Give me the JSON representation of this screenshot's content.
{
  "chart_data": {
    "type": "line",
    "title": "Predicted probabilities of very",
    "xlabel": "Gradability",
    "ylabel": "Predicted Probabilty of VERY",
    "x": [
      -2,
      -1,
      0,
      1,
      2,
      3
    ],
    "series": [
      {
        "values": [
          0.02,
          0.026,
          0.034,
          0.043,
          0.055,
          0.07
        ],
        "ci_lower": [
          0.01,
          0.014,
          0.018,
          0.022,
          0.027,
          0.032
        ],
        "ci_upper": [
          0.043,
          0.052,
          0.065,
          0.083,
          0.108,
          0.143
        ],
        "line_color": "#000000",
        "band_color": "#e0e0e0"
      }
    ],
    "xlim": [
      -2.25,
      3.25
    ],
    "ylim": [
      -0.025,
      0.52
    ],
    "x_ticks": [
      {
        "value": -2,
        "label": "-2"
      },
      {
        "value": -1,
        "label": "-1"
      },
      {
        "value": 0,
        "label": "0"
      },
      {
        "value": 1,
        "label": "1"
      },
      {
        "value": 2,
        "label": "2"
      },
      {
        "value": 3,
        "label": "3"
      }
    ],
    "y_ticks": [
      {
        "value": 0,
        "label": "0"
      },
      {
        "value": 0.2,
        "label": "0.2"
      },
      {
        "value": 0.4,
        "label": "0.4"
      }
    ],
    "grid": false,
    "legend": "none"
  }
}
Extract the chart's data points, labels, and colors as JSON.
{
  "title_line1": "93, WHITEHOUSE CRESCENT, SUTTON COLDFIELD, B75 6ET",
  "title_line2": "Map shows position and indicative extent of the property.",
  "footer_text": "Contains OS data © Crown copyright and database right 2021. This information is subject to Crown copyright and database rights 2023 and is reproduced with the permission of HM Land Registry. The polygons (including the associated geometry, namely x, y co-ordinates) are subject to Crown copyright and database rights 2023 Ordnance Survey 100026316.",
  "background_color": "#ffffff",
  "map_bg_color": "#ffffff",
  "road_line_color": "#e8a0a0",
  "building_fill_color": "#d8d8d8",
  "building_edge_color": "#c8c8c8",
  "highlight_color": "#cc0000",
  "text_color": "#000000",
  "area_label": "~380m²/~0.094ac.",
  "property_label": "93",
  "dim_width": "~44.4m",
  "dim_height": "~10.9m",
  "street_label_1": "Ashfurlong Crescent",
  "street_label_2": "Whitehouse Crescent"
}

------------------------

§ **AIM**
Every entry should be output exactly as written, please.

§ **EXERCISE SOLUTION**
Give me the JSON representation of this screenshot's content.
{
  "chart_data": {
    "type": "line",
    "title": "Predicted probabilities of very",
    "xlabel": "Gradability",
    "ylabel": "Predicted Probabilty of VERY",
    "x": [
      -2,
      -1,
      0,
      1,
      2,
      3
    ],
    "series": [
      {
        "values": [
          0.02,
          0.026,
          0.034,
          0.043,
          0.055,
          0.07
        ],
        "ci_lower": [
          0.01,
          0.014,
          0.018,
          0.022,
          0.027,
          0.032
        ],
        "ci_upper": [
          0.043,
          0.052,
          0.065,
          0.083,
          0.108,
          0.143
        ],
        "line_color": "#000000",
        "band_color": "#e0e0e0"
      }
    ],
    "xlim": [
      -2.25,
      3.25
    ],
    "ylim": [
      -0.025,
      0.52
    ],
    "x_ticks": [
      {
        "value": -2,
        "label": "-2"
      },
      {
        "value": -1,
        "label": "-1"
      },
      {
        "value": 0,
        "label": "0"
      },
      {
        "value": 1,
        "label": "1"
      },
      {
        "value": 2,
        "label": "2"
      },
      {
        "value": 3,
        "label": "3"
      }
    ],
    "y_ticks": [
      {
        "value": 0,
        "label": "0"
      },
      {
        "value": 0.2,
        "label": "0.2"
      },
      {
        "value": 0.4,
        "label": "0.4"
      }
    ],
    "grid": false,
    "legend": "none"
  }
}
Extract the chart's data points, labels, and colors as JSON.
{
  "title_line1": "93, WHITEHOUSE CRESCENT, SUTTON COLDFIELD, B75 6ET",
  "title_line2": "Map shows position and indicative extent of the property.",
  "footer_text": "Contains OS data © Crown copyright and database right 2021. This information is subject to Crown copyright and database rights 2023 and is reproduced with the permission of HM Land Registry. The polygons (including the associated geometry, namely x, y co-ordinates) are subject to Crown copyright and database rights 2023 Ordnance Survey 100026316.",
  "background_color": "#ffffff",
  "map_bg_color": "#ffffff",
  "road_line_color": "#e8a0a0",
  "building_fill_color": "#d8d8d8",
  "building_edge_color": "#c8c8c8",
  "highlight_color": "#cc0000",
  "text_color": "#000000",
  "area_label": "~380m²/~0.094ac.",
  "property_label": "93",
  "dim_width": "~44.4m",
  "dim_height": "~10.9m",
  "street_label_1": "Ashfurlong Crescent",
  "street_label_2": "Whitehouse Crescent"
}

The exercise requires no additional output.